## SUPPLIED DATA:
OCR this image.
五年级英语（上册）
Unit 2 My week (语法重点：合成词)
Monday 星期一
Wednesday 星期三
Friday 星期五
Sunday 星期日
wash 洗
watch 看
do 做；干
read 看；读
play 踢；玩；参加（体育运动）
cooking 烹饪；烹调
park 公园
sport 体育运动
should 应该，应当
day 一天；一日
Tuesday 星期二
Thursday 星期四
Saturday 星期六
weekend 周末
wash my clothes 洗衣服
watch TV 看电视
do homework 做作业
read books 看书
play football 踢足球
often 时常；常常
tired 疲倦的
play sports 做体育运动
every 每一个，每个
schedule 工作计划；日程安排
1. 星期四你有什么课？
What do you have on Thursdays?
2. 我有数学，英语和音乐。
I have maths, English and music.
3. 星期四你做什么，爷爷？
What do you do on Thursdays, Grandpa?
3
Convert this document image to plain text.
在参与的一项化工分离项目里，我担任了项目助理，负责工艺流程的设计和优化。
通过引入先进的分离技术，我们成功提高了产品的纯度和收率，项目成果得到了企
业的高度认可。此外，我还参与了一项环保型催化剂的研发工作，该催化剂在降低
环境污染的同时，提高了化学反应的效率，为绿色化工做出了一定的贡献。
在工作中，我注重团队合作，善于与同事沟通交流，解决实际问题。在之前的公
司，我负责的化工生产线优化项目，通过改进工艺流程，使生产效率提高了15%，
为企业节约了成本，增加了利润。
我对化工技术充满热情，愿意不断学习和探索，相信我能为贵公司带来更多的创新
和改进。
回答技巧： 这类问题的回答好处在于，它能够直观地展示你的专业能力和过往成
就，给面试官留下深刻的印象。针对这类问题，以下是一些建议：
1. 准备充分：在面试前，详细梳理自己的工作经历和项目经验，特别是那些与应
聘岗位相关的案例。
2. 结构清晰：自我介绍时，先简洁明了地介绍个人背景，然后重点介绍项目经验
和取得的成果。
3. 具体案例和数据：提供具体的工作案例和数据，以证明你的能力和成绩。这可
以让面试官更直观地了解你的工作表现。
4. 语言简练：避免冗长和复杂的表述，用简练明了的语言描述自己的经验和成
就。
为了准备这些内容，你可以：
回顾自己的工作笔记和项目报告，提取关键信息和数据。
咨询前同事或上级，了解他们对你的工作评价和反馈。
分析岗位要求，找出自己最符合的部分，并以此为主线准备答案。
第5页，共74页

## PROBLEM DESCRIPTION:
Using the records above, copy every line that has the word "have" in it.

## FINISHED EXERCISE:
What do you have on Thursdays?
I have maths, English and music.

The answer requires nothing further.